Repeat the listing exactly as given, omitting every image.

[Start DATA FOR PROCESSING]

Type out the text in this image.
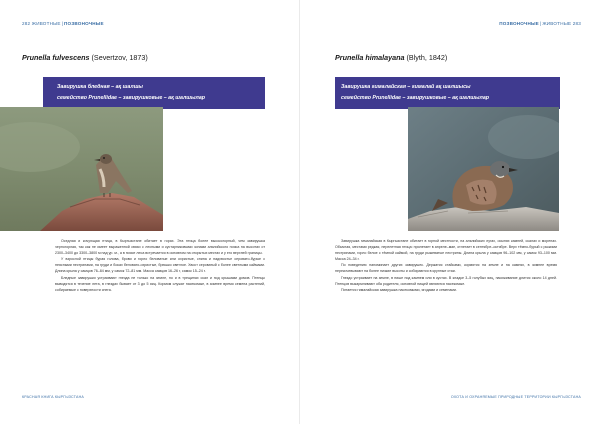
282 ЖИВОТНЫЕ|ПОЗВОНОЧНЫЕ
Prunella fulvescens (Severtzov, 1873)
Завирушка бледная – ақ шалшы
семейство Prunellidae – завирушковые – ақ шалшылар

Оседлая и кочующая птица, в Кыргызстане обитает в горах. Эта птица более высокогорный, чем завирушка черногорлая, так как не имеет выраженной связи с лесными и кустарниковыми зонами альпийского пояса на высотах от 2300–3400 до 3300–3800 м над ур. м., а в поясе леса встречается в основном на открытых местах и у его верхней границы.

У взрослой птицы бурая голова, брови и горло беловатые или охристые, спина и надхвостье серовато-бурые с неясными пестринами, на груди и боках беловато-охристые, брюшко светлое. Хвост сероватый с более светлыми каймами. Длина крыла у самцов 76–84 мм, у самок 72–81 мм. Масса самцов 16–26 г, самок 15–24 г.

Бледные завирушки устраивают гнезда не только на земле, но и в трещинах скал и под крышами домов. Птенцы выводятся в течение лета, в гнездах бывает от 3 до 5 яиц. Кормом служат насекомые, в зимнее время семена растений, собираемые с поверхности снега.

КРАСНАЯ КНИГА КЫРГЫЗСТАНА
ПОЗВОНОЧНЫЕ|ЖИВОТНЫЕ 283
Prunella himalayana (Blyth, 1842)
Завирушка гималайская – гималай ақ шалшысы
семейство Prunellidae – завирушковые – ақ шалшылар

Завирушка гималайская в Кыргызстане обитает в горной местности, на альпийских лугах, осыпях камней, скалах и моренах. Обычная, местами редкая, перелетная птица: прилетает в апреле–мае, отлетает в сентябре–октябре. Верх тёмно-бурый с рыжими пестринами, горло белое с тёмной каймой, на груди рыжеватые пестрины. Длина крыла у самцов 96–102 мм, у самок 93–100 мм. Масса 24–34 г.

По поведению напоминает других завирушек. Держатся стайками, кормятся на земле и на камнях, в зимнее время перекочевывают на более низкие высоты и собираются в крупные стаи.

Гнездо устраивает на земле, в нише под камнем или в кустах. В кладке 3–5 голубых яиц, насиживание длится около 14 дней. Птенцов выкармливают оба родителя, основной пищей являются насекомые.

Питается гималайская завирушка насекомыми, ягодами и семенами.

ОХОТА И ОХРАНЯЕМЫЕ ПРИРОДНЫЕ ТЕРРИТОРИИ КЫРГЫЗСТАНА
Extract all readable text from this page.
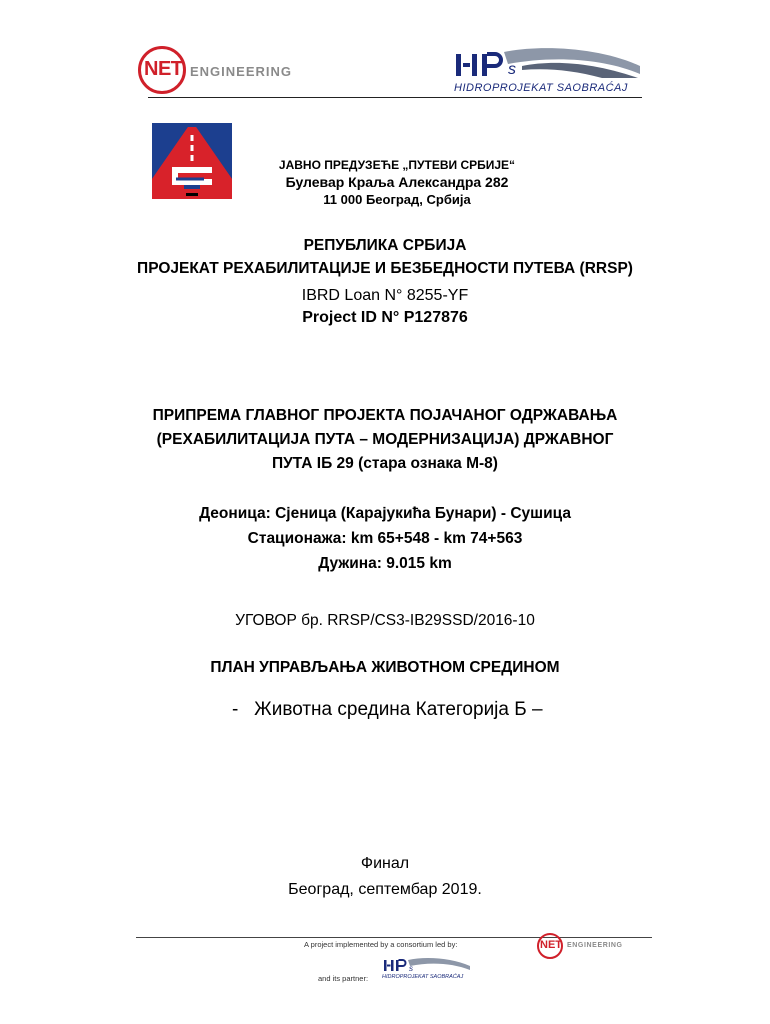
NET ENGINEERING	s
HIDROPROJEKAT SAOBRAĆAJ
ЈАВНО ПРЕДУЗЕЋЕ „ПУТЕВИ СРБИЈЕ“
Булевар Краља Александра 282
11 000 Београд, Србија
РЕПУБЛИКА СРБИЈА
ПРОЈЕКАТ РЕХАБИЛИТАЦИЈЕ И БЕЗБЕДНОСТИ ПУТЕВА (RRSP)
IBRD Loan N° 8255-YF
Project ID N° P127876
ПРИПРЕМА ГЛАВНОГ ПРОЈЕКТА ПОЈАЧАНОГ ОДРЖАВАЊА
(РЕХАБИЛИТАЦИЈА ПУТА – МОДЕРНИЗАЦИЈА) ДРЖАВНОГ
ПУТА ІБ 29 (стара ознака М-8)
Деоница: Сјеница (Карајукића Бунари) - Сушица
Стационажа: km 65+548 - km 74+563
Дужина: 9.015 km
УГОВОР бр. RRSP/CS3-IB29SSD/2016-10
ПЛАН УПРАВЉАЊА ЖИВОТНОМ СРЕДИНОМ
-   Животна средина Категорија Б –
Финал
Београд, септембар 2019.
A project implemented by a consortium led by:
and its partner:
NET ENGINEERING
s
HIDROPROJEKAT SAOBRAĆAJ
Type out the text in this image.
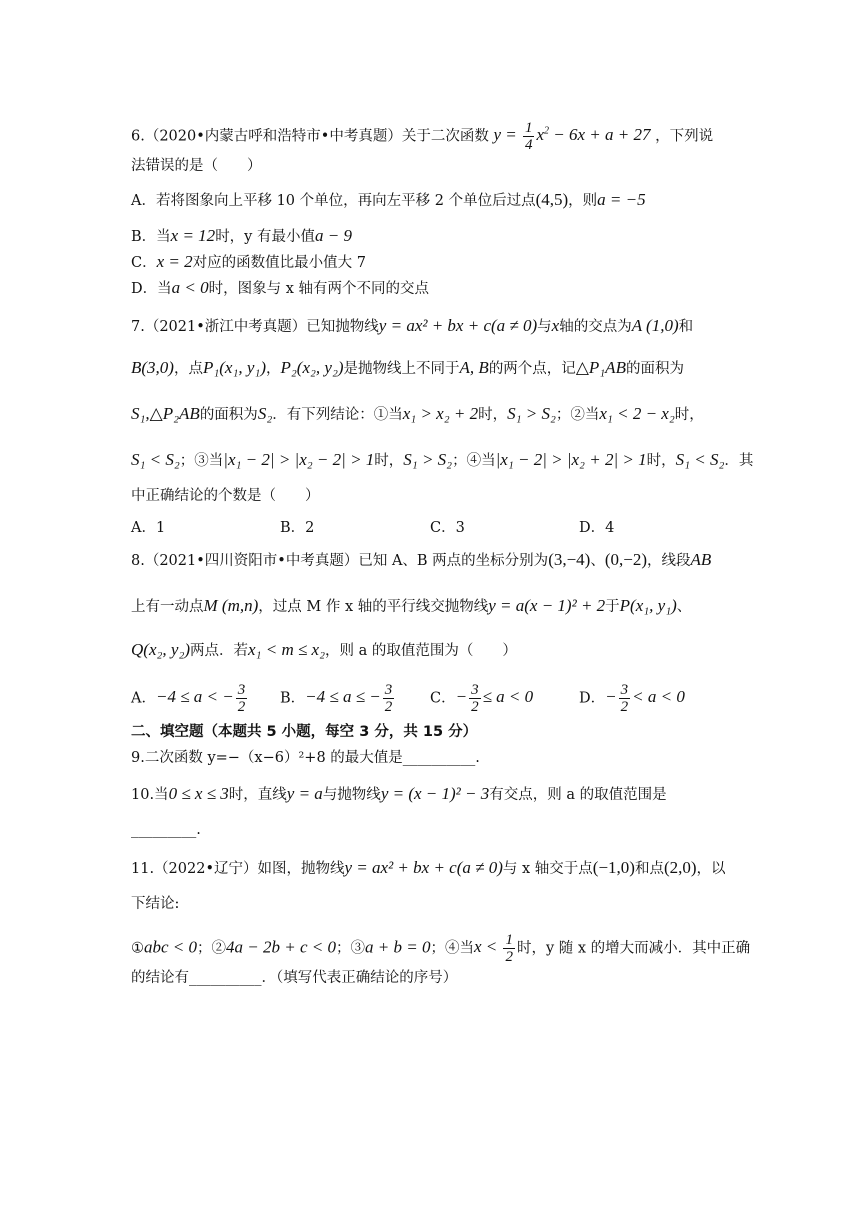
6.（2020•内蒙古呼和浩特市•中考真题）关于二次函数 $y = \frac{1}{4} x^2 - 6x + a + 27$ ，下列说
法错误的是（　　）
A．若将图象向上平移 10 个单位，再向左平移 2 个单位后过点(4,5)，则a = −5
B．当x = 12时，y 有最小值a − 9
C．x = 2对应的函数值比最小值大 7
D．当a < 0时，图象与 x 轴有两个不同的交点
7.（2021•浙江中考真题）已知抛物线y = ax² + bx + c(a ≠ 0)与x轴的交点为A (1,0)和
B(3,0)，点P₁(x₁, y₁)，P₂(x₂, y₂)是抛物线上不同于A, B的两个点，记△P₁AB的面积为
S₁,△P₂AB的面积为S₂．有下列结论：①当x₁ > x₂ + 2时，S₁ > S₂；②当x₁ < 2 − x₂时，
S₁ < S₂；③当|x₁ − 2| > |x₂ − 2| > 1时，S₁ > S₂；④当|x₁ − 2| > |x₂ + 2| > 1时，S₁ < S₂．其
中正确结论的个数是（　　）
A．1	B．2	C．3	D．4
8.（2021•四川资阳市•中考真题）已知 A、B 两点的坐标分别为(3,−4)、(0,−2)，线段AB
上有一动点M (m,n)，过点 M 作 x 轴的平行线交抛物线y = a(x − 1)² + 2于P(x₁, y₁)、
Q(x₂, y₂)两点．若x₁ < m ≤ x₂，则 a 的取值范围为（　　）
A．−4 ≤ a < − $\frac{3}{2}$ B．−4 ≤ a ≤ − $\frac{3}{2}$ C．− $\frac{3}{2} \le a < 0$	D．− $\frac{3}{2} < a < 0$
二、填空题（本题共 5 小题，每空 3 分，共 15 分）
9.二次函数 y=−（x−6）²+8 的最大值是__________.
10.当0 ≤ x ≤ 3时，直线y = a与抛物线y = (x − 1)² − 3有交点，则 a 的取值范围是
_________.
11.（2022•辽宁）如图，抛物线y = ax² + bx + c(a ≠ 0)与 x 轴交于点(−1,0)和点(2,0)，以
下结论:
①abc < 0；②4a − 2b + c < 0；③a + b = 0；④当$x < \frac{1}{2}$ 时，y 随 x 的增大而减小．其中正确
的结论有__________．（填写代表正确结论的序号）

[End DATA FOR PROCESSING]

→ **SOLUTION TO THIS TASK**
Type out the text in this image.
282 ЖИВОТНЫЕ|ПОЗВОНОЧНЫЕ
Prunella fulvescens (Severtzov, 1873)
Завирушка бледная – ақ шалшы
семейство Prunellidae – завирушковые – ақ шалшылар

Оседлая и кочующая птица, в Кыргызстане обитает в горах. Эта птица более высокогорный, чем завирушка черногорлая, так как не имеет выраженной связи с лесными и кустарниковыми зонами альпийского пояса на высотах от 2300–3400 до 3300–3800 м над ур. м., а в поясе леса встречается в основном на открытых местах и у его верхней границы.

У взрослой птицы бурая голова, брови и горло беловатые или охристые, спина и надхвостье серовато-бурые с неясными пестринами, на груди и боках беловато-охристые, брюшко светлое. Хвост сероватый с более светлыми каймами. Длина крыла у самцов 76–84 мм, у самок 72–81 мм. Масса самцов 16–26 г, самок 15–24 г.

Бледные завирушки устраивают гнезда не только на земле, но и в трещинах скал и под крышами домов. Птенцы выводятся в течение лета, в гнездах бывает от 3 до 5 яиц. Кормом служат насекомые, в зимнее время семена растений, собираемые с поверхности снега.

КРАСНАЯ КНИГА КЫРГЫЗСТАНА
ПОЗВОНОЧНЫЕ|ЖИВОТНЫЕ 283
Prunella himalayana (Blyth, 1842)
Завирушка гималайская – гималай ақ шалшысы
семейство Prunellidae – завирушковые – ақ шалшылар

Завирушка гималайская в Кыргызстане обитает в горной местности, на альпийских лугах, осыпях камней, скалах и моренах. Обычная, местами редкая, перелетная птица: прилетает в апреле–мае, отлетает в сентябре–октябре. Верх тёмно-бурый с рыжими пестринами, горло белое с тёмной каймой, на груди рыжеватые пестрины. Длина крыла у самцов 96–102 мм, у самок 93–100 мм. Масса 24–34 г.

По поведению напоминает других завирушек. Держатся стайками, кормятся на земле и на камнях, в зимнее время перекочевывают на более низкие высоты и собираются в крупные стаи.

Гнездо устраивает на земле, в нише под камнем или в кустах. В кладке 3–5 голубых яиц, насиживание длится около 14 дней. Птенцов выкармливают оба родителя, основной пищей являются насекомые.

Питается гималайская завирушка насекомыми, ягодами и семенами.

ОХОТА И ОХРАНЯЕМЫЕ ПРИРОДНЫЕ ТЕРРИТОРИИ КЫРГЫЗСТАНА
Extract all readable text from this page.
NET ENGINEERING	s
HIDROPROJEKAT SAOBRAĆAJ
ЈАВНО ПРЕДУЗЕЋЕ „ПУТЕВИ СРБИЈЕ“
Булевар Краља Александра 282
11 000 Београд, Србија
РЕПУБЛИКА СРБИЈА
ПРОЈЕКАТ РЕХАБИЛИТАЦИЈЕ И БЕЗБЕДНОСТИ ПУТЕВА (RRSP)
IBRD Loan N° 8255-YF
Project ID N° P127876
ПРИПРЕМА ГЛАВНОГ ПРОЈЕКТА ПОЈАЧАНОГ ОДРЖАВАЊА
(РЕХАБИЛИТАЦИЈА ПУТА – МОДЕРНИЗАЦИЈА) ДРЖАВНОГ
ПУТА ІБ 29 (стара ознака М-8)
Деоница: Сјеница (Карајукића Бунари) - Сушица
Стационажа: km 65+548 - km 74+563
Дужина: 9.015 km
УГОВОР бр. RRSP/CS3-IB29SSD/2016-10
ПЛАН УПРАВЉАЊА ЖИВОТНОМ СРЕДИНОМ
-   Животна средина Категорија Б –
Финал
Београд, септембар 2019.
A project implemented by a consortium led by:
and its partner:
NET ENGINEERING
s
HIDROPROJEKAT SAOBRAĆAJ
Type out the text in this image.
6.（2020•内蒙古呼和浩特市•中考真题）关于二次函数 $y = \frac{1}{4} x^2 - 6x + a + 27$ ，下列说
法错误的是（　　）
A．若将图象向上平移 10 个单位，再向左平移 2 个单位后过点(4,5)，则a = −5
B．当x = 12时，y 有最小值a − 9
C．x = 2对应的函数值比最小值大 7
D．当a < 0时，图象与 x 轴有两个不同的交点
7.（2021•浙江中考真题）已知抛物线y = ax² + bx + c(a ≠ 0)与x轴的交点为A (1,0)和
B(3,0)，点P₁(x₁, y₁)，P₂(x₂, y₂)是抛物线上不同于A, B的两个点，记△P₁AB的面积为
S₁,△P₂AB的面积为S₂．有下列结论：①当x₁ > x₂ + 2时，S₁ > S₂；②当x₁ < 2 − x₂时，
S₁ < S₂；③当|x₁ − 2| > |x₂ − 2| > 1时，S₁ > S₂；④当|x₁ − 2| > |x₂ + 2| > 1时，S₁ < S₂．其
中正确结论的个数是（　　）
A．1	B．2	C．3	D．4
8.（2021•四川资阳市•中考真题）已知 A、B 两点的坐标分别为(3,−4)、(0,−2)，线段AB
上有一动点M (m,n)，过点 M 作 x 轴的平行线交抛物线y = a(x − 1)² + 2于P(x₁, y₁)、
Q(x₂, y₂)两点．若x₁ < m ≤ x₂，则 a 的取值范围为（　　）
A．−4 ≤ a < − $\frac{3}{2}$ B．−4 ≤ a ≤ − $\frac{3}{2}$ C．− $\frac{3}{2} \le a < 0$	D．− $\frac{3}{2} < a < 0$
二、填空题（本题共 5 小题，每空 3 分，共 15 分）
9.二次函数 y=−（x−6）²+8 的最大值是__________.
10.当0 ≤ x ≤ 3时，直线y = a与抛物线y = (x − 1)² − 3有交点，则 a 的取值范围是
_________.
11.（2022•辽宁）如图，抛物线y = ax² + bx + c(a ≠ 0)与 x 轴交于点(−1,0)和点(2,0)，以
下结论:
①abc < 0；②4a − 2b + c < 0；③a + b = 0；④当$x < \frac{1}{2}$ 时，y 随 x 的增大而减小．其中正确
的结论有__________．（填写代表正确结论的序号）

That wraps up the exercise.